### [What needs to be done]
Copy every record below exactly.

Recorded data
***

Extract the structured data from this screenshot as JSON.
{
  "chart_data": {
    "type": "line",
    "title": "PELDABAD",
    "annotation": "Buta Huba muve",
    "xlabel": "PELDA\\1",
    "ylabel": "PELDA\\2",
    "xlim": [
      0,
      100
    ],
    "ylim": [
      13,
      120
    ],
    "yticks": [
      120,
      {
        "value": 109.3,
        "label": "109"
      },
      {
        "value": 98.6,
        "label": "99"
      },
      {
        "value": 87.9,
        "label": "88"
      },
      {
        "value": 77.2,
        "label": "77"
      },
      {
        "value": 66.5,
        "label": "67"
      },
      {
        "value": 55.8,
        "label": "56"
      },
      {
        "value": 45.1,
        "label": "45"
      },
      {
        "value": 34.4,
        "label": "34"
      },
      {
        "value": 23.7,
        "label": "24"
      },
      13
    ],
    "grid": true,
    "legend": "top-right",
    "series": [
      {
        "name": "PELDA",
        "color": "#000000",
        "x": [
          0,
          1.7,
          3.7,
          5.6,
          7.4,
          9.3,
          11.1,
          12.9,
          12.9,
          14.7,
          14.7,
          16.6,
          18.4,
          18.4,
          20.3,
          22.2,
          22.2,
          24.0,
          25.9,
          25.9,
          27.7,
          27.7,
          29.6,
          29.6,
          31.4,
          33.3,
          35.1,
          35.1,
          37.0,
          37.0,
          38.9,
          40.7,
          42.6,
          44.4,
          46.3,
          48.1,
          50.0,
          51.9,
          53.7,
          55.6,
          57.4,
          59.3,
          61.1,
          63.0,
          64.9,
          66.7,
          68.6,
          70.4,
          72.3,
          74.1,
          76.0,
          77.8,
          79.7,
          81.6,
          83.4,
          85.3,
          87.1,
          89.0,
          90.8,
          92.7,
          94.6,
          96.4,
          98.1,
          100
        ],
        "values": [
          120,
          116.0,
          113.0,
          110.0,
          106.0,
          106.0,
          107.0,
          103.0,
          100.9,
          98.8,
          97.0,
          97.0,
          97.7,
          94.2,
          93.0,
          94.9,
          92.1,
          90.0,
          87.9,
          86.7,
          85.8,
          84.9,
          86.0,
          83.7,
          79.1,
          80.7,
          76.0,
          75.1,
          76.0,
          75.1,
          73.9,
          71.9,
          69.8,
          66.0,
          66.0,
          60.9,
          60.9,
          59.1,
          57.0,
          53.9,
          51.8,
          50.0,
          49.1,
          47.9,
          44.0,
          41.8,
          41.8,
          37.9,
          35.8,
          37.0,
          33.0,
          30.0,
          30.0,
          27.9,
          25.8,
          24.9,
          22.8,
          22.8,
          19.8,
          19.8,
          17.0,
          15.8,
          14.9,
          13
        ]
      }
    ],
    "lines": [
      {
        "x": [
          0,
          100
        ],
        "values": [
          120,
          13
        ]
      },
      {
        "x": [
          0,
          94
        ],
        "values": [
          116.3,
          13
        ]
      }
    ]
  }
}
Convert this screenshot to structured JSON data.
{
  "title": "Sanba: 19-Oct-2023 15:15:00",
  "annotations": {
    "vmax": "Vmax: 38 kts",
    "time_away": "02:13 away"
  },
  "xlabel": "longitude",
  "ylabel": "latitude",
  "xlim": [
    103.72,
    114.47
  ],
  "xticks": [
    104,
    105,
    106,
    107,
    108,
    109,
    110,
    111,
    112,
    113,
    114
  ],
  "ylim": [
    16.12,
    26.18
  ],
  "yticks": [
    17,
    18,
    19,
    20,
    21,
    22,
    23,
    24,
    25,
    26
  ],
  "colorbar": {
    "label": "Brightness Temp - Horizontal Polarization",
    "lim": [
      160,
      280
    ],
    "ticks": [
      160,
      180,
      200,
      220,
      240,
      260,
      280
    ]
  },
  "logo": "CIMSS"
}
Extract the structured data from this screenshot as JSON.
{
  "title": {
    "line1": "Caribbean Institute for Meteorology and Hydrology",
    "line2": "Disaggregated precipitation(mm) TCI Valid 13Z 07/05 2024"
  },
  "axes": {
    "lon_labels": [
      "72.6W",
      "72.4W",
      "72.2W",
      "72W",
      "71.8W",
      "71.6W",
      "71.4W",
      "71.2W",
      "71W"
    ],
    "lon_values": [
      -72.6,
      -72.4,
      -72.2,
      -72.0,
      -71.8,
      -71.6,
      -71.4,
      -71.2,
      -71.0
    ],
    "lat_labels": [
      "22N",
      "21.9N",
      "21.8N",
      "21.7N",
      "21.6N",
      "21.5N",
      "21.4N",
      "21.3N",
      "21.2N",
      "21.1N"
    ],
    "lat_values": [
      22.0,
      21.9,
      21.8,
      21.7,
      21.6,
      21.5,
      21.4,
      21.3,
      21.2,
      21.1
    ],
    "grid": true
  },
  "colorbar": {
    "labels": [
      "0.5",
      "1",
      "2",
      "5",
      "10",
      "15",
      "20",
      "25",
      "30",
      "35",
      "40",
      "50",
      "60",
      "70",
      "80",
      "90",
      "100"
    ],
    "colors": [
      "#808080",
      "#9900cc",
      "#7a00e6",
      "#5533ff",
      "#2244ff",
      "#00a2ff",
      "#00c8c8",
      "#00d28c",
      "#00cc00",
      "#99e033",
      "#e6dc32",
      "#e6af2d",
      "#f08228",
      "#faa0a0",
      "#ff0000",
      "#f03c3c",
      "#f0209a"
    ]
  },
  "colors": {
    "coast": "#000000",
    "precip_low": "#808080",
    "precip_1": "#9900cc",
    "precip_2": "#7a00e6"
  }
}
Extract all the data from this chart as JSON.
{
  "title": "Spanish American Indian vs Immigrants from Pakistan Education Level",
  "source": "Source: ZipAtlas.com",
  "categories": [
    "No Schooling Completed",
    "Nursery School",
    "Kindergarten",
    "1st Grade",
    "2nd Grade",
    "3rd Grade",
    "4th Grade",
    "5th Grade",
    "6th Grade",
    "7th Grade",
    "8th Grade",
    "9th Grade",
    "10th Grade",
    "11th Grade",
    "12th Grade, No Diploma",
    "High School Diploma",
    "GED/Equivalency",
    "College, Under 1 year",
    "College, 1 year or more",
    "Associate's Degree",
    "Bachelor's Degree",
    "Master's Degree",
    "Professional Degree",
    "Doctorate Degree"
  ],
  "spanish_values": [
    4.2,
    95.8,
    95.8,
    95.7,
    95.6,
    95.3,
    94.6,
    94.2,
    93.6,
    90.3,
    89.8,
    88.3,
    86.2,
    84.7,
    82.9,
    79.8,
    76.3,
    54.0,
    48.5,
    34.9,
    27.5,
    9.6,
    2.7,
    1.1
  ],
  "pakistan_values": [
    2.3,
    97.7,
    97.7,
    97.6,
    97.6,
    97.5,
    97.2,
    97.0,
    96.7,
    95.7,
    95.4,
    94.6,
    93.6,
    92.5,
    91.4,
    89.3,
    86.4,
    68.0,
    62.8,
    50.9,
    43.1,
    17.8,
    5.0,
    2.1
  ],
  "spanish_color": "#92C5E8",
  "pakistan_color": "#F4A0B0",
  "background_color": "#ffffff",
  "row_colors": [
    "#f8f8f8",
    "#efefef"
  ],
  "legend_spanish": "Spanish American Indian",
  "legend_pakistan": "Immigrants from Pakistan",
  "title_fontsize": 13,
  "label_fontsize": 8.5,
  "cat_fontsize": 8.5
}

***

### [Task solution]
Extract the structured data from this screenshot as JSON.
{
  "chart_data": {
    "type": "line",
    "title": "PELDABAD",
    "annotation": "Buta Huba muve",
    "xlabel": "PELDA\\1",
    "ylabel": "PELDA\\2",
    "xlim": [
      0,
      100
    ],
    "ylim": [
      13,
      120
    ],
    "yticks": [
      120,
      {
        "value": 109.3,
        "label": "109"
      },
      {
        "value": 98.6,
        "label": "99"
      },
      {
        "value": 87.9,
        "label": "88"
      },
      {
        "value": 77.2,
        "label": "77"
      },
      {
        "value": 66.5,
        "label": "67"
      },
      {
        "value": 55.8,
        "label": "56"
      },
      {
        "value": 45.1,
        "label": "45"
      },
      {
        "value": 34.4,
        "label": "34"
      },
      {
        "value": 23.7,
        "label": "24"
      },
      13
    ],
    "grid": true,
    "legend": "top-right",
    "series": [
      {
        "name": "PELDA",
        "color": "#000000",
        "x": [
          0,
          1.7,
          3.7,
          5.6,
          7.4,
          9.3,
          11.1,
          12.9,
          12.9,
          14.7,
          14.7,
          16.6,
          18.4,
          18.4,
          20.3,
          22.2,
          22.2,
          24.0,
          25.9,
          25.9,
          27.7,
          27.7,
          29.6,
          29.6,
          31.4,
          33.3,
          35.1,
          35.1,
          37.0,
          37.0,
          38.9,
          40.7,
          42.6,
          44.4,
          46.3,
          48.1,
          50.0,
          51.9,
          53.7,
          55.6,
          57.4,
          59.3,
          61.1,
          63.0,
          64.9,
          66.7,
          68.6,
          70.4,
          72.3,
          74.1,
          76.0,
          77.8,
          79.7,
          81.6,
          83.4,
          85.3,
          87.1,
          89.0,
          90.8,
          92.7,
          94.6,
          96.4,
          98.1,
          100
        ],
        "values": [
          120,
          116.0,
          113.0,
          110.0,
          106.0,
          106.0,
          107.0,
          103.0,
          100.9,
          98.8,
          97.0,
          97.0,
          97.7,
          94.2,
          93.0,
          94.9,
          92.1,
          90.0,
          87.9,
          86.7,
          85.8,
          84.9,
          86.0,
          83.7,
          79.1,
          80.7,
          76.0,
          75.1,
          76.0,
          75.1,
          73.9,
          71.9,
          69.8,
          66.0,
          66.0,
          60.9,
          60.9,
          59.1,
          57.0,
          53.9,
          51.8,
          50.0,
          49.1,
          47.9,
          44.0,
          41.8,
          41.8,
          37.9,
          35.8,
          37.0,
          33.0,
          30.0,
          30.0,
          27.9,
          25.8,
          24.9,
          22.8,
          22.8,
          19.8,
          19.8,
          17.0,
          15.8,
          14.9,
          13
        ]
      }
    ],
    "lines": [
      {
        "x": [
          0,
          100
        ],
        "values": [
          120,
          13
        ]
      },
      {
        "x": [
          0,
          94
        ],
        "values": [
          116.3,
          13
        ]
      }
    ]
  }
}
Convert this screenshot to structured JSON data.
{
  "title": "Sanba: 19-Oct-2023 15:15:00",
  "annotations": {
    "vmax": "Vmax: 38 kts",
    "time_away": "02:13 away"
  },
  "xlabel": "longitude",
  "ylabel": "latitude",
  "xlim": [
    103.72,
    114.47
  ],
  "xticks": [
    104,
    105,
    106,
    107,
    108,
    109,
    110,
    111,
    112,
    113,
    114
  ],
  "ylim": [
    16.12,
    26.18
  ],
  "yticks": [
    17,
    18,
    19,
    20,
    21,
    22,
    23,
    24,
    25,
    26
  ],
  "colorbar": {
    "label": "Brightness Temp - Horizontal Polarization",
    "lim": [
      160,
      280
    ],
    "ticks": [
      160,
      180,
      200,
      220,
      240,
      260,
      280
    ]
  },
  "logo": "CIMSS"
}
Extract the structured data from this screenshot as JSON.
{
  "title": {
    "line1": "Caribbean Institute for Meteorology and Hydrology",
    "line2": "Disaggregated precipitation(mm) TCI Valid 13Z 07/05 2024"
  },
  "axes": {
    "lon_labels": [
      "72.6W",
      "72.4W",
      "72.2W",
      "72W",
      "71.8W",
      "71.6W",
      "71.4W",
      "71.2W",
      "71W"
    ],
    "lon_values": [
      -72.6,
      -72.4,
      -72.2,
      -72.0,
      -71.8,
      -71.6,
      -71.4,
      -71.2,
      -71.0
    ],
    "lat_labels": [
      "22N",
      "21.9N",
      "21.8N",
      "21.7N",
      "21.6N",
      "21.5N",
      "21.4N",
      "21.3N",
      "21.2N",
      "21.1N"
    ],
    "lat_values": [
      22.0,
      21.9,
      21.8,
      21.7,
      21.6,
      21.5,
      21.4,
      21.3,
      21.2,
      21.1
    ],
    "grid": true
  },
  "colorbar": {
    "labels": [
      "0.5",
      "1",
      "2",
      "5",
      "10",
      "15",
      "20",
      "25",
      "30",
      "35",
      "40",
      "50",
      "60",
      "70",
      "80",
      "90",
      "100"
    ],
    "colors": [
      "#808080",
      "#9900cc",
      "#7a00e6",
      "#5533ff",
      "#2244ff",
      "#00a2ff",
      "#00c8c8",
      "#00d28c",
      "#00cc00",
      "#99e033",
      "#e6dc32",
      "#e6af2d",
      "#f08228",
      "#faa0a0",
      "#ff0000",
      "#f03c3c",
      "#f0209a"
    ]
  },
  "colors": {
    "coast": "#000000",
    "precip_low": "#808080",
    "precip_1": "#9900cc",
    "precip_2": "#7a00e6"
  }
}
Extract all the data from this chart as JSON.
{
  "title": "Spanish American Indian vs Immigrants from Pakistan Education Level",
  "source": "Source: ZipAtlas.com",
  "categories": [
    "No Schooling Completed",
    "Nursery School",
    "Kindergarten",
    "1st Grade",
    "2nd Grade",
    "3rd Grade",
    "4th Grade",
    "5th Grade",
    "6th Grade",
    "7th Grade",
    "8th Grade",
    "9th Grade",
    "10th Grade",
    "11th Grade",
    "12th Grade, No Diploma",
    "High School Diploma",
    "GED/Equivalency",
    "College, Under 1 year",
    "College, 1 year or more",
    "Associate's Degree",
    "Bachelor's Degree",
    "Master's Degree",
    "Professional Degree",
    "Doctorate Degree"
  ],
  "spanish_values": [
    4.2,
    95.8,
    95.8,
    95.7,
    95.6,
    95.3,
    94.6,
    94.2,
    93.6,
    90.3,
    89.8,
    88.3,
    86.2,
    84.7,
    82.9,
    79.8,
    76.3,
    54.0,
    48.5,
    34.9,
    27.5,
    9.6,
    2.7,
    1.1
  ],
  "pakistan_values": [
    2.3,
    97.7,
    97.7,
    97.6,
    97.6,
    97.5,
    97.2,
    97.0,
    96.7,
    95.7,
    95.4,
    94.6,
    93.6,
    92.5,
    91.4,
    89.3,
    86.4,
    68.0,
    62.8,
    50.9,
    43.1,
    17.8,
    5.0,
    2.1
  ],
  "spanish_color": "#92C5E8",
  "pakistan_color": "#F4A0B0",
  "background_color": "#ffffff",
  "row_colors": [
    "#f8f8f8",
    "#efefef"
  ],
  "legend_spanish": "Spanish American Indian",
  "legend_pakistan": "Immigrants from Pakistan",
  "title_fontsize": 13,
  "label_fontsize": 8.5,
  "cat_fontsize": 8.5
}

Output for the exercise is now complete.